Atomic inlines as ID for line breaking is not web-compatible
------------------------------------------------------------
  github: https://github.com/w3c/csswg-drafts/issues/4576

  florian: It's specified in CSS text that atomic inlines are
           equivalent to ideograph
  florian: but apparently authors expect that there would be a break
           where breaks would usually be forbidden between a break and
           an ideograph
  florian: (See https://bugs.chromium.org/p/chromium/issues/detail?id=1025715 )
  fantasai: I'm sad about this
  fantsai: There's a number of cases where images should behave more
           like characters
  fantsai: and if we always break stuff like gaiji
  fantsai: Will typeset badly
  hober: If it's possible for authors to write content to do the right
         thing and we have consistent behavior
  hober: then we should put that on the spec and indicate how to tweak it
  fantasai: The current spec behavior doesn't match implementations
            but it's easy to tweak into solving all the different use cases
  florian: If we treat images like ID then you can use standard
           properties to allow it to break
  florian: otherwise we can't control breaking
  myles: Well I agree we should solve it but we can't solve this this
         way because it's not web-compatible

  fantasai: We could reuse the line-break property
  fantasai: and make the strict value make atomic inlines as ID?

## STATED TASK
In the meeting notes on line breaking, which property did fantasai propose reusing? The records are separate from the meeting notes on line breaking.

## DATA ROWS
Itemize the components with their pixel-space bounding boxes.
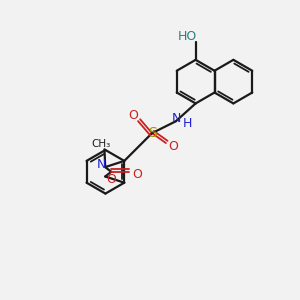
Text: O: O (128, 109, 138, 122)
Text: N: N (172, 112, 182, 125)
Text: S: S (148, 126, 156, 140)
Text: O: O (132, 168, 142, 181)
Text: CH₃: CH₃ (91, 139, 110, 149)
Text: H: H (183, 117, 192, 130)
Text: O: O (168, 140, 178, 152)
Text: N: N (97, 158, 106, 171)
Text: HO: HO (178, 30, 197, 43)
Text: O: O (106, 173, 116, 186)
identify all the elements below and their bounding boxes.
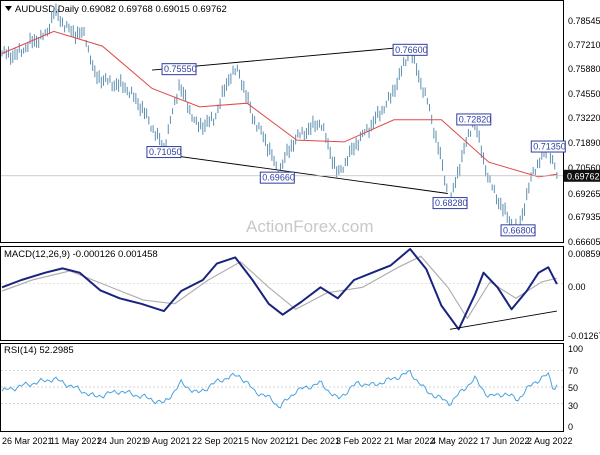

## WRITTEN ANSWER
The line-break property.